*Given information:*

◇ ◇ ◇ ◇

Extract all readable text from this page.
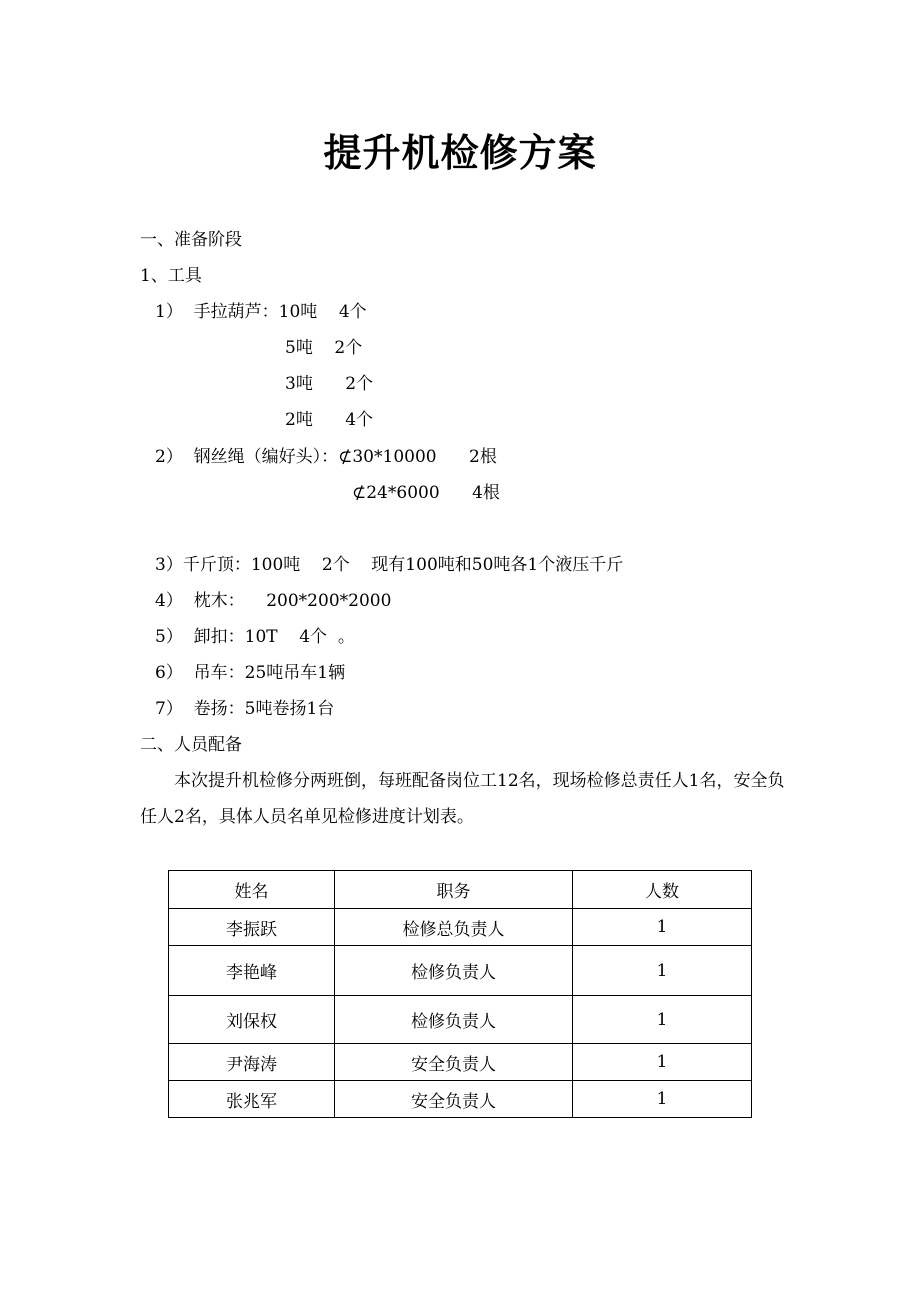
提升机检修方案
一、准备阶段
1、工具
1）  手拉葫芦：10吨    4个
5吨    2个
3吨      2个
2吨      4个
2）  钢丝绳（编好头）：⊄30*10000      2根
⊄24*6000      4根
3）千斤顶：100吨    2个    现有100吨和50吨各1个液压千斤
4）  枕木：    200*200*2000
5）  卸扣：10T    4个  。
6）  吊车：25吨吊车1辆
7）  卷扬：5吨卷扬1台
二、人员配备
本次提升机检修分两班倒，每班配备岗位工12名，现场检修总责任人1名，安全负任人2名，具体人员名单见检修进度计划表。
姓名	职务	人数
李振跃	检修总负责人	1
李艳峰	检修负责人	1
刘保权	检修负责人	1
尹海涛	安全负责人	1
张兆军	安全负责人	1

◇ ◇ ◇ ◇

*Your objective:* Transcribe the full listing above exactly, with the images removed.

*Answer to this problem:*
Extract all readable text from this page.
提升机检修方案
一、准备阶段
1、工具
1）  手拉葫芦：10吨    4个
5吨    2个
3吨      2个
2吨      4个
2）  钢丝绳（编好头）：⊄30*10000      2根
⊄24*6000      4根
3）千斤顶：100吨    2个    现有100吨和50吨各1个液压千斤
4）  枕木：    200*200*2000
5）  卸扣：10T    4个  。
6）  吊车：25吨吊车1辆
7）  卷扬：5吨卷扬1台
二、人员配备
本次提升机检修分两班倒，每班配备岗位工12名，现场检修总责任人1名，安全负任人2名，具体人员名单见检修进度计划表。
姓名	职务	人数
李振跃	检修总负责人	1
李艳峰	检修负责人	1
刘保权	检修负责人	1
尹海涛	安全负责人	1
张兆军	安全负责人	1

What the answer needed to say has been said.